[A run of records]
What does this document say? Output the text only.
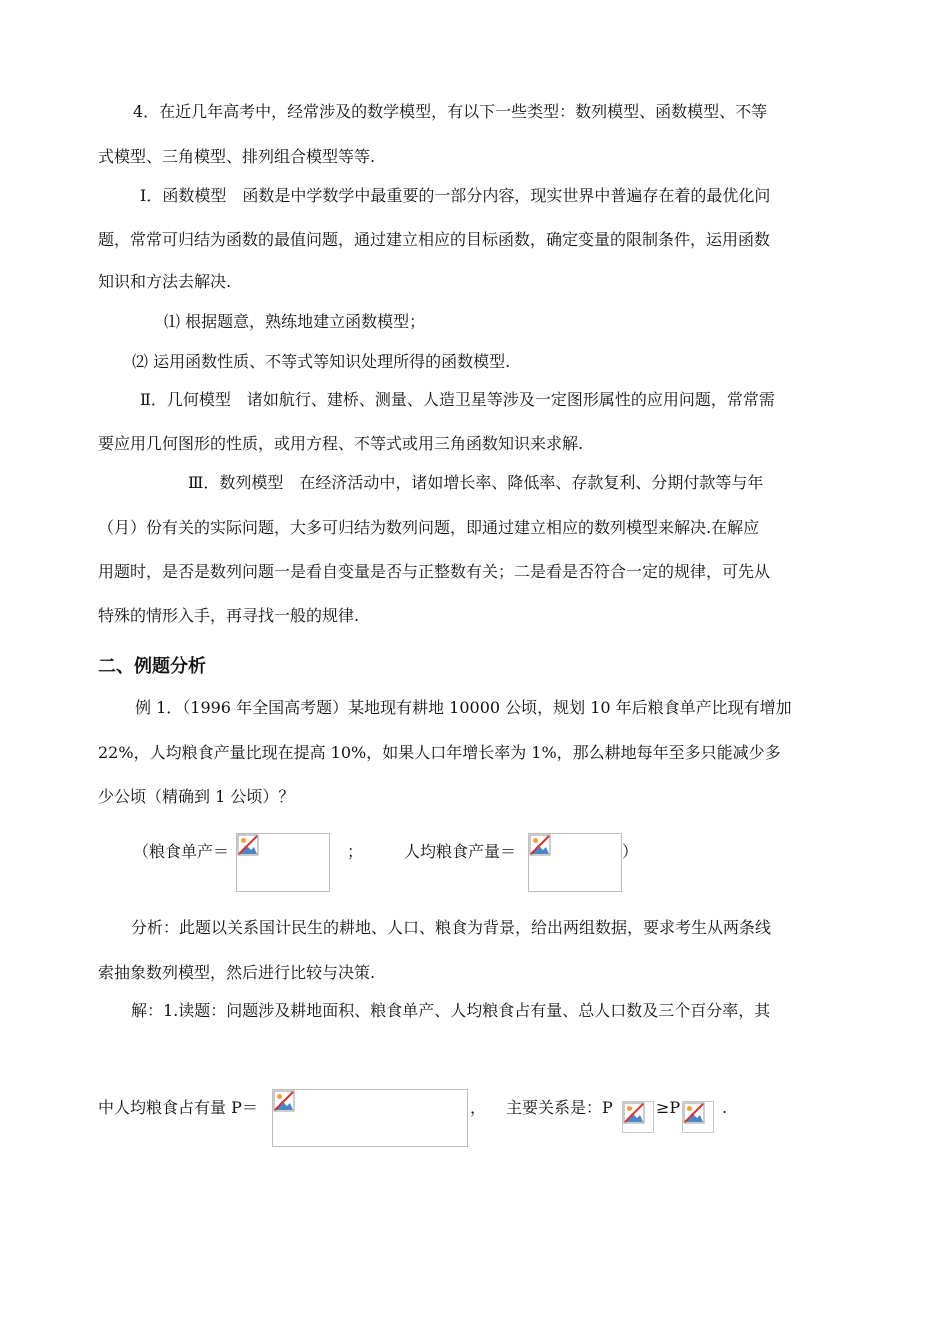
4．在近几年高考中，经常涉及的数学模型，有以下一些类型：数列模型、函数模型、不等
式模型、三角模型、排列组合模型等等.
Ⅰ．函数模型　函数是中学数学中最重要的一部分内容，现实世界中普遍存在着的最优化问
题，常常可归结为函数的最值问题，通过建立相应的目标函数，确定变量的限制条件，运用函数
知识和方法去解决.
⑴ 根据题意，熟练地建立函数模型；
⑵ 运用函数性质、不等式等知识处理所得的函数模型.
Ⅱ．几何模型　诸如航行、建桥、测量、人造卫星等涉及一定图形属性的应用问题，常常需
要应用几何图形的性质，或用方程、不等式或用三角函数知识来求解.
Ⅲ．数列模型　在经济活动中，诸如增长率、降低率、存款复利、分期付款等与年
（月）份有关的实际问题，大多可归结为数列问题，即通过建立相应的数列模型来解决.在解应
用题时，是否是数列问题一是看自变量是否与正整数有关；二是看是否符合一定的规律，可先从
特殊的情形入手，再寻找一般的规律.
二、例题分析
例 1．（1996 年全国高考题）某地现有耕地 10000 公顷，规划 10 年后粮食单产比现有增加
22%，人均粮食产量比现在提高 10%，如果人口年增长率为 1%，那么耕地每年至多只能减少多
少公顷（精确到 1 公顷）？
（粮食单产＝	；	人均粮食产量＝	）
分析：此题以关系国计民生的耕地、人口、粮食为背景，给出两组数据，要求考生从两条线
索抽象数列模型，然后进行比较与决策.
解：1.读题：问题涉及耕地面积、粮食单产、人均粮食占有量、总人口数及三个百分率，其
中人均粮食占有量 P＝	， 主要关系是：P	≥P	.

---

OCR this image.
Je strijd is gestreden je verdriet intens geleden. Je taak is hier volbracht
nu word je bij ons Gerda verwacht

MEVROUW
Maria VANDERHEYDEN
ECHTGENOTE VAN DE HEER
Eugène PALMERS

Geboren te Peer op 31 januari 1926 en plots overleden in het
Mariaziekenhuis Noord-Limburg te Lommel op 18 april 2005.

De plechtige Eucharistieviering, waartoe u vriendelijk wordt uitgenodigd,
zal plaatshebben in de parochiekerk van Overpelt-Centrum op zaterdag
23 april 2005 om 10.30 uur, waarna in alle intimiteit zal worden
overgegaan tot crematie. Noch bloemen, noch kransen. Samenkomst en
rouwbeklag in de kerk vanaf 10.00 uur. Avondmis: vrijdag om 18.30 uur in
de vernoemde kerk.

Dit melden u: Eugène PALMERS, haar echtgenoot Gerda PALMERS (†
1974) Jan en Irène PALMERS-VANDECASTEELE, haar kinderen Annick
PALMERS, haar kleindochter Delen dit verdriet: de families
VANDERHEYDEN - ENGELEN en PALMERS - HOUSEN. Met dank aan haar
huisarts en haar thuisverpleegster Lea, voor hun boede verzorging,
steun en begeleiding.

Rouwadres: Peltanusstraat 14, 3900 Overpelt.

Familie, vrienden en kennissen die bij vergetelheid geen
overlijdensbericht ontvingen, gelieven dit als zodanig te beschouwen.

### [Direction]
Give only the number of lines in the records that include the word "PALMERS".

### [Exercise answer]
5